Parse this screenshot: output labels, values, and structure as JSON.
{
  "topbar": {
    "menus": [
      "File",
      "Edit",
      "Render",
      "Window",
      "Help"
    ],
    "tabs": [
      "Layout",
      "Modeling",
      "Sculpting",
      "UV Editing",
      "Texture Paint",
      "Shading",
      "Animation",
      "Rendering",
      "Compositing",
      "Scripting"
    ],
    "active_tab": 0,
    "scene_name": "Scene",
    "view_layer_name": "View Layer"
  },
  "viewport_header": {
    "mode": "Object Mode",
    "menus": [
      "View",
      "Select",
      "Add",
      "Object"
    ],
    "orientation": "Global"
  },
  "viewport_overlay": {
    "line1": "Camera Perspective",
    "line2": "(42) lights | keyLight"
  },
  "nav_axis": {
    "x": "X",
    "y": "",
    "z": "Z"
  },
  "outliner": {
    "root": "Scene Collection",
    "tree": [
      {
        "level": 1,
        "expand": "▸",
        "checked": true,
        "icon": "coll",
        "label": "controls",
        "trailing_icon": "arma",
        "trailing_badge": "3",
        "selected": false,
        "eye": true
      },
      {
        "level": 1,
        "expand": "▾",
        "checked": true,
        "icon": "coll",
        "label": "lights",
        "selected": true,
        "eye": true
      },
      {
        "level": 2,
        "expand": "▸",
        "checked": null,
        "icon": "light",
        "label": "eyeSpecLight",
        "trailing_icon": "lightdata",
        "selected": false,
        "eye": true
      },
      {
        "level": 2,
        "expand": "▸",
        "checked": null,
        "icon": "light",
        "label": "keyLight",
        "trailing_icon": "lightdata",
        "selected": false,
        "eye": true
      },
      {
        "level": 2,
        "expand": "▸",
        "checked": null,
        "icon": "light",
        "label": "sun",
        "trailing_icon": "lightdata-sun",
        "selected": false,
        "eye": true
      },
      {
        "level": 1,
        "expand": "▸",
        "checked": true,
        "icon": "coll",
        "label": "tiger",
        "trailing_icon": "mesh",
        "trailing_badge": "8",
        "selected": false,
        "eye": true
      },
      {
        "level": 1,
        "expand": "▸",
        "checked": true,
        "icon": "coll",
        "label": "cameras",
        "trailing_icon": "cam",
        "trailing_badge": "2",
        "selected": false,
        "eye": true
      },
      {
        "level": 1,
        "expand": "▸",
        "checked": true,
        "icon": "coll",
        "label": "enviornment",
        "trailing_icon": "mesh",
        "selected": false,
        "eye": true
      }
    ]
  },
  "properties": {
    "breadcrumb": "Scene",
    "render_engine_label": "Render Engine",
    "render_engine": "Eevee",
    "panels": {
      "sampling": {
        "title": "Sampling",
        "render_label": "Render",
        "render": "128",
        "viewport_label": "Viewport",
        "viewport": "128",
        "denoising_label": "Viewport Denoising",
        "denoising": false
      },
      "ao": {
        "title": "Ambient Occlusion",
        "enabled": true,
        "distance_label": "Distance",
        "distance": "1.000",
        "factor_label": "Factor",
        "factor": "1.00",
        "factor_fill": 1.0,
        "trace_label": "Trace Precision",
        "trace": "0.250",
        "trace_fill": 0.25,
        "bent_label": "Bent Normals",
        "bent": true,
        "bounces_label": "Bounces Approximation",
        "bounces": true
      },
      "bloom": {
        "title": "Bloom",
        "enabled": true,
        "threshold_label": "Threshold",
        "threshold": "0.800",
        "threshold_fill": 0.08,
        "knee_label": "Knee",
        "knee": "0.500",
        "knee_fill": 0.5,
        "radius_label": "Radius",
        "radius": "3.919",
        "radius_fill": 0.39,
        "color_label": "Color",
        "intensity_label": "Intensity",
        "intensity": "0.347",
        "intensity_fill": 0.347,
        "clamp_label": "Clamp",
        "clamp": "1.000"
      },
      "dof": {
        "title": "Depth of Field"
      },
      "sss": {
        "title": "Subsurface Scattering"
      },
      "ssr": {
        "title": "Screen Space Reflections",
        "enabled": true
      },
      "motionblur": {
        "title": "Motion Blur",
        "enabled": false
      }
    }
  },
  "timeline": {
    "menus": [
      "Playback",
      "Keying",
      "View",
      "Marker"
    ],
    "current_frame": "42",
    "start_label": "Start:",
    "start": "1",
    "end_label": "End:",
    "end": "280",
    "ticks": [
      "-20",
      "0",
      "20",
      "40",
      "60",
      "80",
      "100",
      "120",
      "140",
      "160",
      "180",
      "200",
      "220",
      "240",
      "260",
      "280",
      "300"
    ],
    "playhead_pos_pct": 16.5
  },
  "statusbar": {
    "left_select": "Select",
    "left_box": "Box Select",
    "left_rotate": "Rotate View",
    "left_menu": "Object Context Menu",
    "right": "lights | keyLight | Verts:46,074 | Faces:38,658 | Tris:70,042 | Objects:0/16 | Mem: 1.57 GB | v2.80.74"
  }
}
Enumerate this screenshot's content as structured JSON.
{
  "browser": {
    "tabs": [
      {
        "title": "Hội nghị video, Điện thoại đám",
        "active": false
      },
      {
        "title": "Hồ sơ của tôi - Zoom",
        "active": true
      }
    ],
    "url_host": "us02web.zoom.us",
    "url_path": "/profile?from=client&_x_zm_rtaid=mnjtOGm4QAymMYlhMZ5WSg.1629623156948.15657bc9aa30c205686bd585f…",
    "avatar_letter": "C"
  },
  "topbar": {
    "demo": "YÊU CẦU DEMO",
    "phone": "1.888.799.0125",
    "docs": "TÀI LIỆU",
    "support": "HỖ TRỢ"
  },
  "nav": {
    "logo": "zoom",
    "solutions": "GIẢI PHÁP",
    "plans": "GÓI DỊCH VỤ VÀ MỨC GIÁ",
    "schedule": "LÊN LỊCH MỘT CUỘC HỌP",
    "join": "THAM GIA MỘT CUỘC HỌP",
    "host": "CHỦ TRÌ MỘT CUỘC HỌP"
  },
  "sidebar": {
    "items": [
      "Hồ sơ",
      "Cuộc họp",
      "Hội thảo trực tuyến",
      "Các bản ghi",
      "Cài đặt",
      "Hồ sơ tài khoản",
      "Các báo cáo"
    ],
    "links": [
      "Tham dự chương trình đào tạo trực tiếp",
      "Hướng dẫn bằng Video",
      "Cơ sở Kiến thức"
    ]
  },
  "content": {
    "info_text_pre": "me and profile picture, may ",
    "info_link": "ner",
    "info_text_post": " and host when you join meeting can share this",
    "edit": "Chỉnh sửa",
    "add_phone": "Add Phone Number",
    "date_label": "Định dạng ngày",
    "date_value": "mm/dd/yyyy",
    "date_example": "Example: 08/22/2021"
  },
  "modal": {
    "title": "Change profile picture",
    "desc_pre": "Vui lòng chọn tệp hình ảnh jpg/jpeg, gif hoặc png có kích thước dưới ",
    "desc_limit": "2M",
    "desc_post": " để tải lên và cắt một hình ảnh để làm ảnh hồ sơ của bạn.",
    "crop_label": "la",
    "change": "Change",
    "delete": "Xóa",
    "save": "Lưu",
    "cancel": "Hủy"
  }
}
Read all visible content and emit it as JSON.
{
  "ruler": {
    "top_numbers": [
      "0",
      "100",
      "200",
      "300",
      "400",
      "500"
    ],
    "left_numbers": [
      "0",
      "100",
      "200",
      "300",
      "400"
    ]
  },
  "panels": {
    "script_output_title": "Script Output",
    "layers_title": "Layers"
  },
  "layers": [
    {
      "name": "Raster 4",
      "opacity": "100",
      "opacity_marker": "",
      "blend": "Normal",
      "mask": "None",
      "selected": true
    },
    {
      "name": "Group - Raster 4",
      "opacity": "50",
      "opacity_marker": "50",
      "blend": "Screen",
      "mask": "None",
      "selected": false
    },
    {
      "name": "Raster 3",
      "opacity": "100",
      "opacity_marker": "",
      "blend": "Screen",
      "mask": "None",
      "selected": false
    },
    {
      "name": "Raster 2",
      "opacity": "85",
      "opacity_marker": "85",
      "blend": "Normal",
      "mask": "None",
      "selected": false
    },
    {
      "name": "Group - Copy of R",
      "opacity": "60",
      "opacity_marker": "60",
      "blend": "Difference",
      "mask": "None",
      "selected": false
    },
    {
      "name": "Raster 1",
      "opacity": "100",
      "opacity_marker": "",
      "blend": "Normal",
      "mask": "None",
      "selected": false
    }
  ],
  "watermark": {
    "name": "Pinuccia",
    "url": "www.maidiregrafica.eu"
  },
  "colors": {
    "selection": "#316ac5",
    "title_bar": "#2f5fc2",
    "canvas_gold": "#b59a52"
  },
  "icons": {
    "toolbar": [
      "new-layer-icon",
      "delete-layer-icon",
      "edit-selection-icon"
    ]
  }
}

TASK: Copy every line in the entries above that has the string "join" in it.

COMPLETED TASK:
    "join": "THAM GIA MỘT CUỘC HỌP",
    "info_text_post": " and host when you join meeting can share this",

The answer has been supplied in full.